» **INSTRUCTIONS TO FOLLOW**
Extract from the listing each line in which the word "Zarządzanie" appears.

Saved entries:
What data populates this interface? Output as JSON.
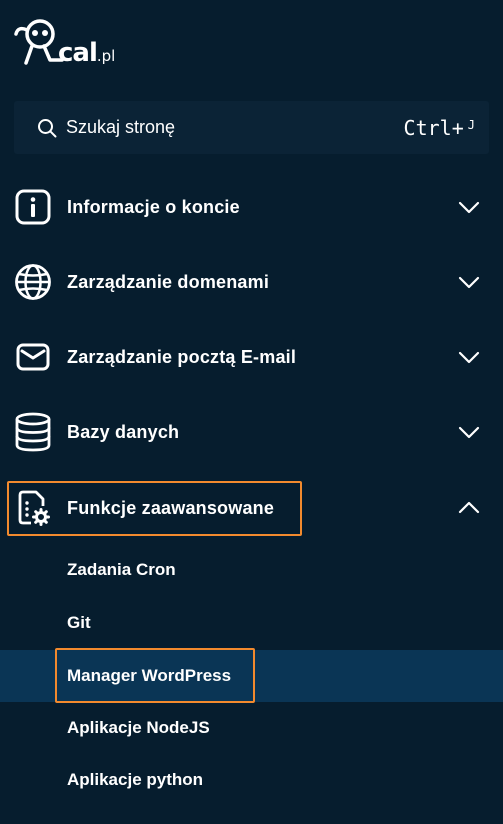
{
  "logo": {
    "text": "cal",
    "suffix": ".pl"
  },
  "search": {
    "placeholder": "Szukaj stronę",
    "shortcut": "Ctrl+",
    "shortcut_key": "J"
  },
  "menu": {
    "items": [
      {
        "label": "Informacje o koncie",
        "icon": "info-icon",
        "expanded": false
      },
      {
        "label": "Zarządzanie domenami",
        "icon": "globe-icon",
        "expanded": false
      },
      {
        "label": "Zarządzanie pocztą E-mail",
        "icon": "mail-icon",
        "expanded": false
      },
      {
        "label": "Bazy danych",
        "icon": "database-icon",
        "expanded": false
      },
      {
        "label": "Funkcje zaawansowane",
        "icon": "advanced-settings-icon",
        "expanded": true,
        "highlighted": true
      }
    ],
    "subitems": [
      {
        "label": "Zadania Cron",
        "active": false
      },
      {
        "label": "Git",
        "active": false
      },
      {
        "label": "Manager WordPress",
        "active": true,
        "highlighted": true
      },
      {
        "label": "Aplikacje NodeJS",
        "active": false
      },
      {
        "label": "Aplikacje python",
        "active": false
      }
    ]
  },
  "colors": {
    "background": "#061d2e",
    "search_bg": "#0b2336",
    "active_bg": "#0a3555",
    "highlight": "#f28a2e"
  }
}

» **EXERCISE RESPONSE**
        "label": "Zarządzanie domenami",
        "label": "Zarządzanie pocztą E-mail",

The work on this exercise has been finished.